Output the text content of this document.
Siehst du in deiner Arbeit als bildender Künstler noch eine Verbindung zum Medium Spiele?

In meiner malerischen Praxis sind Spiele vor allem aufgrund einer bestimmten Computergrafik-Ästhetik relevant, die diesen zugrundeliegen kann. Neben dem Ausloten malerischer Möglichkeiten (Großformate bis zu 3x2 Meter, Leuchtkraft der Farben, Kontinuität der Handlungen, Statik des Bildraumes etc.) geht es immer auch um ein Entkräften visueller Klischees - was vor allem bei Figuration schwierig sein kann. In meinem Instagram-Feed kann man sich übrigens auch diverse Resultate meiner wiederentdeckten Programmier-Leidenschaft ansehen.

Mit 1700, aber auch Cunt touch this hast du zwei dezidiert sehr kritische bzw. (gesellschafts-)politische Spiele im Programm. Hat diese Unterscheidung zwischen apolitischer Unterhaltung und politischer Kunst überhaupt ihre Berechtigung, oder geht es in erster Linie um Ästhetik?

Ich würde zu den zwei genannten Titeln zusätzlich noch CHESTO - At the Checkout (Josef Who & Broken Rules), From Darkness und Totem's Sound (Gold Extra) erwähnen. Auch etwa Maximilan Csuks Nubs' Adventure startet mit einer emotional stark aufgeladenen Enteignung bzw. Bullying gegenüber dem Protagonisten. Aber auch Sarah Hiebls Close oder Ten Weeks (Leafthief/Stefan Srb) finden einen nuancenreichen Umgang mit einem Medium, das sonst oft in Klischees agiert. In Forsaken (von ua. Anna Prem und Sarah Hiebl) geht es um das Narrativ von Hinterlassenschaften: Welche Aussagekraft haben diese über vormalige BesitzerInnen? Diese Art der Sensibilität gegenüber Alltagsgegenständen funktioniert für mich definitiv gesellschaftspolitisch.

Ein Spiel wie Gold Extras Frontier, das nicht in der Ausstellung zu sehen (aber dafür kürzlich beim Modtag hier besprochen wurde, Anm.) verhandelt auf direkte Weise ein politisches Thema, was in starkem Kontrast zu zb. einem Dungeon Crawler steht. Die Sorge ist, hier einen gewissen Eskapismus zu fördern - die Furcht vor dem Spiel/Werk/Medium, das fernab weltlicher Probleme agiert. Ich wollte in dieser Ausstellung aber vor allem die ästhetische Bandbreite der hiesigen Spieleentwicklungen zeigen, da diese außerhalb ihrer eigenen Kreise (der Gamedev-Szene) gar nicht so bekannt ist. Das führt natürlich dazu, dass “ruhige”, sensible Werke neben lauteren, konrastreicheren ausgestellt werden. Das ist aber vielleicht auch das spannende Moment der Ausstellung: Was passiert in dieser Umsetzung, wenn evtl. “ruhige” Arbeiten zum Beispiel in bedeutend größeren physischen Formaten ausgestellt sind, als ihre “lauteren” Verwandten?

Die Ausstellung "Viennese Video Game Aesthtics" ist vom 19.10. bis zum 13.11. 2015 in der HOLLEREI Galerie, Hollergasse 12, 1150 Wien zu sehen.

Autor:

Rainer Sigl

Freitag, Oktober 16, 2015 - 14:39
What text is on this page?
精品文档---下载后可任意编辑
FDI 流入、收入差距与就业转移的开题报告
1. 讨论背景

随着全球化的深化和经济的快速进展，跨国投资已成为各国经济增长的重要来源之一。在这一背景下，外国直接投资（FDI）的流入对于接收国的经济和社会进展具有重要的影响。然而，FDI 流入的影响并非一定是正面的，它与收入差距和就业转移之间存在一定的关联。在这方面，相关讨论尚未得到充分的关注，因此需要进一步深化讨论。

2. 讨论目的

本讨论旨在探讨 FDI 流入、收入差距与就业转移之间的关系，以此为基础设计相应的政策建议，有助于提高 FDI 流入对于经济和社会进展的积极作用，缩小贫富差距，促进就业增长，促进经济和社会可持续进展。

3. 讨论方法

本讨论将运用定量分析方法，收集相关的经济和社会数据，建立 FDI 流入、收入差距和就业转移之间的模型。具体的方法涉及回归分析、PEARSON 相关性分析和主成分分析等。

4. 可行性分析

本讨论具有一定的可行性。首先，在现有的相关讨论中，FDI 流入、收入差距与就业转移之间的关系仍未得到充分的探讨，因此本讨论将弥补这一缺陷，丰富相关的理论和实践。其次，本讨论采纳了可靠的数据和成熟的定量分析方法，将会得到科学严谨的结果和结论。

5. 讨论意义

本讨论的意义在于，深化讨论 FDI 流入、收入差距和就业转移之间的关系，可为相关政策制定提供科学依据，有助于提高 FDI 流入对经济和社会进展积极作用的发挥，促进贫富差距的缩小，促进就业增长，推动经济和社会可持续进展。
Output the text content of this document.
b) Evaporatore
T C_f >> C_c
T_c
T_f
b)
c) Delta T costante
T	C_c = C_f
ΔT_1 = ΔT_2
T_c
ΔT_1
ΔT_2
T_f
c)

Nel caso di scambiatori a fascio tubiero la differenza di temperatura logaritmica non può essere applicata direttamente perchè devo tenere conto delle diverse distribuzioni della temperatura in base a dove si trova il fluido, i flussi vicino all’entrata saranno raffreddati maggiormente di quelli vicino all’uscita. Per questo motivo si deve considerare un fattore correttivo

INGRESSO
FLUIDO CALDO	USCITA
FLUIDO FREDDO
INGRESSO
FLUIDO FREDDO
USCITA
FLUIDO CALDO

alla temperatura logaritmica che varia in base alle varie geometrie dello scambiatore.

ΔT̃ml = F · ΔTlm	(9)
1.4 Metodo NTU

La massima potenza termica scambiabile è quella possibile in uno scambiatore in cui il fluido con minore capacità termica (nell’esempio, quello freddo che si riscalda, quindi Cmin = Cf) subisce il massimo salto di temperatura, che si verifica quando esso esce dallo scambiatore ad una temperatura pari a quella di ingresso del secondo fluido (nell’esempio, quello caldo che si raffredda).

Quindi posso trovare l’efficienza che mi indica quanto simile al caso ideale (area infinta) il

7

**********

Each record should come back exactly as written.

*RESULT*.
Output the text content of this document.
Siehst du in deiner Arbeit als bildender Künstler noch eine Verbindung zum Medium Spiele?

In meiner malerischen Praxis sind Spiele vor allem aufgrund einer bestimmten Computergrafik-Ästhetik relevant, die diesen zugrundeliegen kann. Neben dem Ausloten malerischer Möglichkeiten (Großformate bis zu 3x2 Meter, Leuchtkraft der Farben, Kontinuität der Handlungen, Statik des Bildraumes etc.) geht es immer auch um ein Entkräften visueller Klischees - was vor allem bei Figuration schwierig sein kann. In meinem Instagram-Feed kann man sich übrigens auch diverse Resultate meiner wiederentdeckten Programmier-Leidenschaft ansehen.

Mit 1700, aber auch Cunt touch this hast du zwei dezidiert sehr kritische bzw. (gesellschafts-)politische Spiele im Programm. Hat diese Unterscheidung zwischen apolitischer Unterhaltung und politischer Kunst überhaupt ihre Berechtigung, oder geht es in erster Linie um Ästhetik?

Ich würde zu den zwei genannten Titeln zusätzlich noch CHESTO - At the Checkout (Josef Who & Broken Rules), From Darkness und Totem's Sound (Gold Extra) erwähnen. Auch etwa Maximilan Csuks Nubs' Adventure startet mit einer emotional stark aufgeladenen Enteignung bzw. Bullying gegenüber dem Protagonisten. Aber auch Sarah Hiebls Close oder Ten Weeks (Leafthief/Stefan Srb) finden einen nuancenreichen Umgang mit einem Medium, das sonst oft in Klischees agiert. In Forsaken (von ua. Anna Prem und Sarah Hiebl) geht es um das Narrativ von Hinterlassenschaften: Welche Aussagekraft haben diese über vormalige BesitzerInnen? Diese Art der Sensibilität gegenüber Alltagsgegenständen funktioniert für mich definitiv gesellschaftspolitisch.

Ein Spiel wie Gold Extras Frontier, das nicht in der Ausstellung zu sehen (aber dafür kürzlich beim Modtag hier besprochen wurde, Anm.) verhandelt auf direkte Weise ein politisches Thema, was in starkem Kontrast zu zb. einem Dungeon Crawler steht. Die Sorge ist, hier einen gewissen Eskapismus zu fördern - die Furcht vor dem Spiel/Werk/Medium, das fernab weltlicher Probleme agiert. Ich wollte in dieser Ausstellung aber vor allem die ästhetische Bandbreite der hiesigen Spieleentwicklungen zeigen, da diese außerhalb ihrer eigenen Kreise (der Gamedev-Szene) gar nicht so bekannt ist. Das führt natürlich dazu, dass “ruhige”, sensible Werke neben lauteren, konrastreicheren ausgestellt werden. Das ist aber vielleicht auch das spannende Moment der Ausstellung: Was passiert in dieser Umsetzung, wenn evtl. “ruhige” Arbeiten zum Beispiel in bedeutend größeren physischen Formaten ausgestellt sind, als ihre “lauteren” Verwandten?

Die Ausstellung "Viennese Video Game Aesthtics" ist vom 19.10. bis zum 13.11. 2015 in der HOLLEREI Galerie, Hollergasse 12, 1150 Wien zu sehen.

Autor:

Rainer Sigl

Freitag, Oktober 16, 2015 - 14:39
What text is on this page?
精品文档---下载后可任意编辑
FDI 流入、收入差距与就业转移的开题报告
1. 讨论背景

随着全球化的深化和经济的快速进展，跨国投资已成为各国经济增长的重要来源之一。在这一背景下，外国直接投资（FDI）的流入对于接收国的经济和社会进展具有重要的影响。然而，FDI 流入的影响并非一定是正面的，它与收入差距和就业转移之间存在一定的关联。在这方面，相关讨论尚未得到充分的关注，因此需要进一步深化讨论。

2. 讨论目的

本讨论旨在探讨 FDI 流入、收入差距与就业转移之间的关系，以此为基础设计相应的政策建议，有助于提高 FDI 流入对于经济和社会进展的积极作用，缩小贫富差距，促进就业增长，促进经济和社会可持续进展。

3. 讨论方法

本讨论将运用定量分析方法，收集相关的经济和社会数据，建立 FDI 流入、收入差距和就业转移之间的模型。具体的方法涉及回归分析、PEARSON 相关性分析和主成分分析等。

4. 可行性分析

本讨论具有一定的可行性。首先，在现有的相关讨论中，FDI 流入、收入差距与就业转移之间的关系仍未得到充分的探讨，因此本讨论将弥补这一缺陷，丰富相关的理论和实践。其次，本讨论采纳了可靠的数据和成熟的定量分析方法，将会得到科学严谨的结果和结论。

5. 讨论意义

本讨论的意义在于，深化讨论 FDI 流入、收入差距和就业转移之间的关系，可为相关政策制定提供科学依据，有助于提高 FDI 流入对经济和社会进展积极作用的发挥，促进贫富差距的缩小，促进就业增长，推动经济和社会可持续进展。
Output the text content of this document.
b) Evaporatore
T C_f >> C_c
T_c
T_f
b)
c) Delta T costante
T	C_c = C_f
ΔT_1 = ΔT_2
T_c
ΔT_1
ΔT_2
T_f
c)

Nel caso di scambiatori a fascio tubiero la differenza di temperatura logaritmica non può essere applicata direttamente perchè devo tenere conto delle diverse distribuzioni della temperatura in base a dove si trova il fluido, i flussi vicino all’entrata saranno raffreddati maggiormente di quelli vicino all’uscita. Per questo motivo si deve considerare un fattore correttivo

INGRESSO
FLUIDO CALDO	USCITA
FLUIDO FREDDO
INGRESSO
FLUIDO FREDDO
USCITA
FLUIDO CALDO

alla temperatura logaritmica che varia in base alle varie geometrie dello scambiatore.

ΔT̃ml = F · ΔTlm	(9)
1.4 Metodo NTU

La massima potenza termica scambiabile è quella possibile in uno scambiatore in cui il fluido con minore capacità termica (nell’esempio, quello freddo che si riscalda, quindi Cmin = Cf) subisce il massimo salto di temperatura, che si verifica quando esso esce dallo scambiatore ad una temperatura pari a quella di ingresso del secondo fluido (nell’esempio, quello caldo che si raffredda).

Quindi posso trovare l’efficienza che mi indica quanto simile al caso ideale (area infinta) il

7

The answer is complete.